===== Trecho =====
Bombardeios do governo colombiano deixam quatro menores mortos
Operações militares contra grupos guerrilheiros na Colômbia resultaram na morte de quatro adolescentes e elevaram o número de baixas no país.
Pontos principais
- Quatro menores, entre 15 e 16 anos, morreram em ataques aéreos na região amazônica e na fronteira com a Venezuela.
- Os bombardeios integram a estratégia do governo de Abelardo de la Espriella contra o narcotráfico e a mineração ilegal.
- Desde a posse do presidente em 7 de agosto, as operações militares já contabilizam pelo menos 26 mortes.
- Os ataques visaram alvos do ELN e dissidências das Farc, incluindo uma operação em Guaviare que resultou em oito óbitos.
O governo do presidente Abelardo de la Espriella intensificou as ações militares contra grupos armados na Colômbia, resultando na morte de quatro menores de idade, com idades entre 15 e 16 anos. Os bombardeios, realizados em áreas da Amazônia e na fronteira com a Venezuela, fazem parte de uma ofensiva estratégica contra o Exército de Libertação Nacional (ELN) e dissidências das Farc, focada no combate ao narcotráfico e à mineração ilegal. Desde a posse de De la Espriella em 7 de agosto, as operações das forças de segurança já acumulam pelo menos 26 mortes confirmadas. Além do caso dos menores, o governo reportou uma operação em Guaviare contra forças lideradas por Iván Mordisco, que deixou oito pessoas mortas. A escalada da violência reflete a postura rígida da nova gestão em relação aos grupos guerrilheiros que operam em regiões remotas do território colombiano.
=====
→ Requisitos do exercício
1: Transcreva da notícia sobre os bombardeios na Colômbia o trecho que começa nas palavras "Pontos principais" e termina depois de "a mineração ilegal.".
2: Responda com base na notícia sobre os bombardeios na Colômbia:
(a) Qual era a faixa de idade dos menores mortos?
(b) Em que data o presidente tomou posse?
(c) Quantas pessoas morreram na operação em Guaviare?
3: Reescreva em forma de lista o parágrafo da notícia sobre os bombardeios que começa com "O governo do presidente Abelardo de la Espriella", mantendo seus fatos principais.
===== Dados fornecidos =====
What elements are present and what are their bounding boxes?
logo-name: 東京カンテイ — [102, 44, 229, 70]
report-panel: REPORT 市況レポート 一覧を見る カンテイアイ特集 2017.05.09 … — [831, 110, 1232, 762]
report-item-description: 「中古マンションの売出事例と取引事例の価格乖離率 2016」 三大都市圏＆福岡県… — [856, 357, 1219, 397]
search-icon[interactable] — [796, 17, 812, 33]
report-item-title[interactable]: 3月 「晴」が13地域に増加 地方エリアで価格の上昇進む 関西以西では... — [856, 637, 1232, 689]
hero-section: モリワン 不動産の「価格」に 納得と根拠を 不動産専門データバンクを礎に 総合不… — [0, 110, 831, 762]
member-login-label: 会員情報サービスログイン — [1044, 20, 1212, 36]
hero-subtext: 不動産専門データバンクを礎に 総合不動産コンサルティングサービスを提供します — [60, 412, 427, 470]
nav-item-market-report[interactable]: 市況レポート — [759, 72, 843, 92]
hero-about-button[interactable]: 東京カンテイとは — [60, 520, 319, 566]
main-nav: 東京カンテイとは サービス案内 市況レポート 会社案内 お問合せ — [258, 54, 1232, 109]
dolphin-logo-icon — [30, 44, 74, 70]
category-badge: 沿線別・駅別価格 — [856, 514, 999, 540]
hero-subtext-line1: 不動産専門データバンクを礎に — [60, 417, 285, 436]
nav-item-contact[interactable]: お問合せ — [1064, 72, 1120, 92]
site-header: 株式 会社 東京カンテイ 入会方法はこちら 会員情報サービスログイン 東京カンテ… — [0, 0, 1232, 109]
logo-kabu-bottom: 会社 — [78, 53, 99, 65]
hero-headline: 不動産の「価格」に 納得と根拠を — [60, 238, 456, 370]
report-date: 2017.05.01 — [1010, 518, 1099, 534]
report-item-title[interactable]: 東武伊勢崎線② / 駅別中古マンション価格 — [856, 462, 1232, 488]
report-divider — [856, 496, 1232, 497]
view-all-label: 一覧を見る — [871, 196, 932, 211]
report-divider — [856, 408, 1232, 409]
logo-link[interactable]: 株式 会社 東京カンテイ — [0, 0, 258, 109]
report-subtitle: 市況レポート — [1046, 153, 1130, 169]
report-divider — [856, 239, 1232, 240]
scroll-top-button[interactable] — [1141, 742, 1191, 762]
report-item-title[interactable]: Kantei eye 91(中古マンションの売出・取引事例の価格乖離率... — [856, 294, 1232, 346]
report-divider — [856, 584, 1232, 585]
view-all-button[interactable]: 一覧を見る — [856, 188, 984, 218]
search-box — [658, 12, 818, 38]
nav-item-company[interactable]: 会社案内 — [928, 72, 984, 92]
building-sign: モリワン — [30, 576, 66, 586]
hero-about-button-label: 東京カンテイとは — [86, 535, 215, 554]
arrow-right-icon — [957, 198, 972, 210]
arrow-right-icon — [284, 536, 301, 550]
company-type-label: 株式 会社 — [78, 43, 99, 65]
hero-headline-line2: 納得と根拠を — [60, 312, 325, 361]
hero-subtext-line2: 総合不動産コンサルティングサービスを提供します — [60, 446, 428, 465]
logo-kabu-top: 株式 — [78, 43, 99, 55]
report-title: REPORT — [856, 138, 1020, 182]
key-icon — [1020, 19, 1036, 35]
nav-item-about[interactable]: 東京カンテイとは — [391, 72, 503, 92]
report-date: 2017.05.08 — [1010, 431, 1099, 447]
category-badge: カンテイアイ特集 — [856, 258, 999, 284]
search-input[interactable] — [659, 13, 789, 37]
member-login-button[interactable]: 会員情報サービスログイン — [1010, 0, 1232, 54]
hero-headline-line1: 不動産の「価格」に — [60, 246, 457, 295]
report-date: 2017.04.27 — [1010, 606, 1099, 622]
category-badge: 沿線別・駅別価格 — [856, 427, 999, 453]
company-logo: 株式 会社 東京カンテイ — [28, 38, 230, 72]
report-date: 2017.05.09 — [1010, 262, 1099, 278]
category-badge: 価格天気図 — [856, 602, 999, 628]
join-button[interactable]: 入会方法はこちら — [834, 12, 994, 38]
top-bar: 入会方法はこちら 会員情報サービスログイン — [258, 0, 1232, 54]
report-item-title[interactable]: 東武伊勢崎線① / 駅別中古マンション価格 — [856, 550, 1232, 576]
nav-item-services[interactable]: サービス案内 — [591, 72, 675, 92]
=====
→ Lista de respostas
1:
Pontos principais
- Quatro menores, entre 15 e 16 anos, morreram em ataques aéreos na região amazônica e na fronteira com a Venezuela.
- Os bombardeios integram a estratégia do governo de Abelardo de la Espriella contra o narcotráfico e a mineração ilegal.

2:
(a) Entre 15 e 16 anos.
(b) Em 7 de agosto.
(c) Oito pessoas.

3:
- O governo de Abelardo de la Espriella intensificou as ações militares contra grupos armados na Colômbia.
- Bombardeios na Amazônia e na fronteira com a Venezuela mataram quatro menores, com idades entre 15 e 16 anos.
- A ofensiva é dirigida ao ELN e a dissidências das Farc e foca no combate ao narcotráfico e à mineração ilegal.
- Desde a posse do presidente, em 7 de agosto, as operações somam pelo menos 26 mortes confirmadas.
- Uma operação em Guaviare contra forças lideradas por Iván Mordisco deixou oito mortos.
- A escalada reflete a postura rígida da nova gestão diante dos grupos guerrilheiros de regiões remotas.